--- start of Supplied material ---

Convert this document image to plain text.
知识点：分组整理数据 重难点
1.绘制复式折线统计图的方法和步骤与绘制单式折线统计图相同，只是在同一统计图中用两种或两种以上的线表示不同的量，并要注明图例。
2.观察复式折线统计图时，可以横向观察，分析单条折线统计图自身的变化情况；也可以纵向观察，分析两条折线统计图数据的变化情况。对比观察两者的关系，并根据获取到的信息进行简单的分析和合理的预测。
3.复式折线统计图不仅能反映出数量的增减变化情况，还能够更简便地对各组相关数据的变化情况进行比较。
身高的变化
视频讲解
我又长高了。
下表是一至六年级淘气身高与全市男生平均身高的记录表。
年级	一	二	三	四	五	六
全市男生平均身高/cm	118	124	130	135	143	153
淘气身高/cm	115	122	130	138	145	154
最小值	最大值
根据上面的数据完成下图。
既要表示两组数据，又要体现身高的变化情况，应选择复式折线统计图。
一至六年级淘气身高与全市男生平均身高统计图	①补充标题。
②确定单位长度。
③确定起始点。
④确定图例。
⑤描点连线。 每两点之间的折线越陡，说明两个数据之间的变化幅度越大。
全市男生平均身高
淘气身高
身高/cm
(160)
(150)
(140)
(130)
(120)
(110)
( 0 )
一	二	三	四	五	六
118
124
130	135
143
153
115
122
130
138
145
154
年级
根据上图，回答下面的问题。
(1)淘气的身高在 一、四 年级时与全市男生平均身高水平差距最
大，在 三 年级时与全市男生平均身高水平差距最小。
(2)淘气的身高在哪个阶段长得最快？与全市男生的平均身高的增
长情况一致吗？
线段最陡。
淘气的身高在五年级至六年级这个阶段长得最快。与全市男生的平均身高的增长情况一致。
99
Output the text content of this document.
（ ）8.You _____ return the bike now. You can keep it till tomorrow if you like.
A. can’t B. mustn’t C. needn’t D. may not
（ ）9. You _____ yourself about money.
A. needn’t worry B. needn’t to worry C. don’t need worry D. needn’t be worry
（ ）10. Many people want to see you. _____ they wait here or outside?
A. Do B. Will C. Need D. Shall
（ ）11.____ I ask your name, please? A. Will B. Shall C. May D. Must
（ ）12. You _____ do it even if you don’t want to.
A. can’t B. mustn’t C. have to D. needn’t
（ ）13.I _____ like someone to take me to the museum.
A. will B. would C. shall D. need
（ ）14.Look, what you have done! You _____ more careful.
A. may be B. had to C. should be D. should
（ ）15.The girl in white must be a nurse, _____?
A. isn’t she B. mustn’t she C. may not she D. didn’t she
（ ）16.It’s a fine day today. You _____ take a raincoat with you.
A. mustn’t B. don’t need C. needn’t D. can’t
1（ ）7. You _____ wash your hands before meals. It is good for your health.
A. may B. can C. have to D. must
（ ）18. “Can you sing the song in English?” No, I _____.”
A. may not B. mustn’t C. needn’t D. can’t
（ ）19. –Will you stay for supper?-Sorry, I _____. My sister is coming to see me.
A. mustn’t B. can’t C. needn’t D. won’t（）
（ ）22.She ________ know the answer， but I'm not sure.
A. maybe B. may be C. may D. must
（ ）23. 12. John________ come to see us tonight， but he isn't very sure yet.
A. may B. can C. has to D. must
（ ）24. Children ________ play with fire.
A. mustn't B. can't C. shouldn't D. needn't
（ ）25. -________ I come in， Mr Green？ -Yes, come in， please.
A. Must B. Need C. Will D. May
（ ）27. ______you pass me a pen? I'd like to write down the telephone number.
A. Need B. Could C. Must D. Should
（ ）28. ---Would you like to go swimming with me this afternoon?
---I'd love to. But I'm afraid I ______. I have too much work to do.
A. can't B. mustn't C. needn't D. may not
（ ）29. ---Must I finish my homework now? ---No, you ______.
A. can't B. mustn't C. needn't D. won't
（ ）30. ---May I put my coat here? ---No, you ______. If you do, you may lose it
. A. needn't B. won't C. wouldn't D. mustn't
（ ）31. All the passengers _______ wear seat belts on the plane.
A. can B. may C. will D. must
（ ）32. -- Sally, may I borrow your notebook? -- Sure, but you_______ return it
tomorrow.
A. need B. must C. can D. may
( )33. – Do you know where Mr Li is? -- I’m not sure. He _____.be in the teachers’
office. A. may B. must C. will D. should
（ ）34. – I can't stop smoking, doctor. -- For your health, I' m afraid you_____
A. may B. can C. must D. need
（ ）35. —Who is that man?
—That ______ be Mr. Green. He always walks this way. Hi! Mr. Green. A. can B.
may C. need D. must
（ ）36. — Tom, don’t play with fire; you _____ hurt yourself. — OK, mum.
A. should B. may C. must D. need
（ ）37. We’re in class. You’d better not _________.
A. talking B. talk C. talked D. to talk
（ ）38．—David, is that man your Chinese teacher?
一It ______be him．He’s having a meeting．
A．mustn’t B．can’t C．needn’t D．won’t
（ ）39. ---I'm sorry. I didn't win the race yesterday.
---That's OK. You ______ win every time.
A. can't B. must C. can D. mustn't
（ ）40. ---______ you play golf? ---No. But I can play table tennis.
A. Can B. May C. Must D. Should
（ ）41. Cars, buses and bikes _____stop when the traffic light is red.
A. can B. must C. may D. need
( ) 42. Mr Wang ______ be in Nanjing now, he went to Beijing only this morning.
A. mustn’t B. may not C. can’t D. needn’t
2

--- end of Supplied material ---

Work to complete: Look through the records and gather each line with the word "health".

The reply:
1（ ）7. You _____ wash your hands before meals. It is good for your health.
（ ）34. – I can't stop smoking, doctor. -- For your health, I' m afraid you_____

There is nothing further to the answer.